**Exercise goal**
Tell how many lines in these records contain the string "title", with only the number as the reply.

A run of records
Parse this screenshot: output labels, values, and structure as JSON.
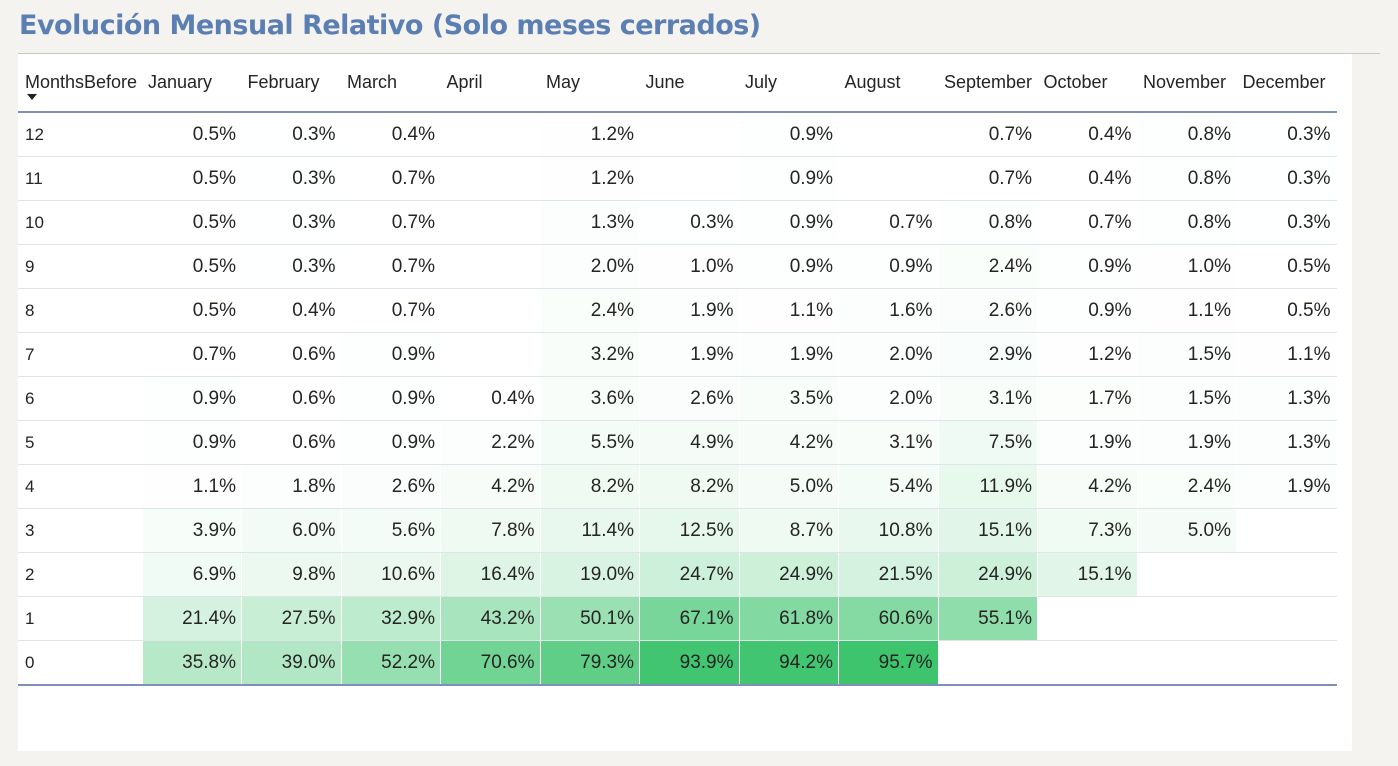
{
  "title": "Evolución Mensual Relativo (Solo meses cerrados)",
  "row_header": "MonthsBefore",
  "sort_icon": "sort-descending-icon",
  "columns": [
    "January",
    "February",
    "March",
    "April",
    "May",
    "June",
    "July",
    "August",
    "September",
    "October",
    "November",
    "December"
  ],
  "rows": [
    {
      "label": "12",
      "values": [
        "0.5%",
        "0.3%",
        "0.4%",
        "",
        "1.2%",
        "",
        "0.9%",
        "",
        "0.7%",
        "0.4%",
        "0.8%",
        "0.3%"
      ]
    },
    {
      "label": "11",
      "values": [
        "0.5%",
        "0.3%",
        "0.7%",
        "",
        "1.2%",
        "",
        "0.9%",
        "",
        "0.7%",
        "0.4%",
        "0.8%",
        "0.3%"
      ]
    },
    {
      "label": "10",
      "values": [
        "0.5%",
        "0.3%",
        "0.7%",
        "",
        "1.3%",
        "0.3%",
        "0.9%",
        "0.7%",
        "0.8%",
        "0.7%",
        "0.8%",
        "0.3%"
      ]
    },
    {
      "label": "9",
      "values": [
        "0.5%",
        "0.3%",
        "0.7%",
        "",
        "2.0%",
        "1.0%",
        "0.9%",
        "0.9%",
        "2.4%",
        "0.9%",
        "1.0%",
        "0.5%"
      ]
    },
    {
      "label": "8",
      "values": [
        "0.5%",
        "0.4%",
        "0.7%",
        "",
        "2.4%",
        "1.9%",
        "1.1%",
        "1.6%",
        "2.6%",
        "0.9%",
        "1.1%",
        "0.5%"
      ]
    },
    {
      "label": "7",
      "values": [
        "0.7%",
        "0.6%",
        "0.9%",
        "",
        "3.2%",
        "1.9%",
        "1.9%",
        "2.0%",
        "2.9%",
        "1.2%",
        "1.5%",
        "1.1%"
      ]
    },
    {
      "label": "6",
      "values": [
        "0.9%",
        "0.6%",
        "0.9%",
        "0.4%",
        "3.6%",
        "2.6%",
        "3.5%",
        "2.0%",
        "3.1%",
        "1.7%",
        "1.5%",
        "1.3%"
      ]
    },
    {
      "label": "5",
      "values": [
        "0.9%",
        "0.6%",
        "0.9%",
        "2.2%",
        "5.5%",
        "4.9%",
        "4.2%",
        "3.1%",
        "7.5%",
        "1.9%",
        "1.9%",
        "1.3%"
      ]
    },
    {
      "label": "4",
      "values": [
        "1.1%",
        "1.8%",
        "2.6%",
        "4.2%",
        "8.2%",
        "8.2%",
        "5.0%",
        "5.4%",
        "11.9%",
        "4.2%",
        "2.4%",
        "1.9%"
      ]
    },
    {
      "label": "3",
      "values": [
        "3.9%",
        "6.0%",
        "5.6%",
        "7.8%",
        "11.4%",
        "12.5%",
        "8.7%",
        "10.8%",
        "15.1%",
        "7.3%",
        "5.0%",
        ""
      ]
    },
    {
      "label": "2",
      "values": [
        "6.9%",
        "9.8%",
        "10.6%",
        "16.4%",
        "19.0%",
        "24.7%",
        "24.9%",
        "21.5%",
        "24.9%",
        "15.1%",
        "",
        ""
      ]
    },
    {
      "label": "1",
      "values": [
        "21.4%",
        "27.5%",
        "32.9%",
        "43.2%",
        "50.1%",
        "67.1%",
        "61.8%",
        "60.6%",
        "55.1%",
        "",
        "",
        ""
      ]
    },
    {
      "label": "0",
      "values": [
        "35.8%",
        "39.0%",
        "52.2%",
        "70.6%",
        "79.3%",
        "93.9%",
        "94.2%",
        "95.7%",
        "",
        "",
        "",
        ""
      ]
    }
  ],
  "colors": {
    "title": "#5b7fb3",
    "scale_min": "#ffffff",
    "scale_max": "#3ec46e",
    "header_rule": "#7b92b5"
  }
}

**Finished task**
2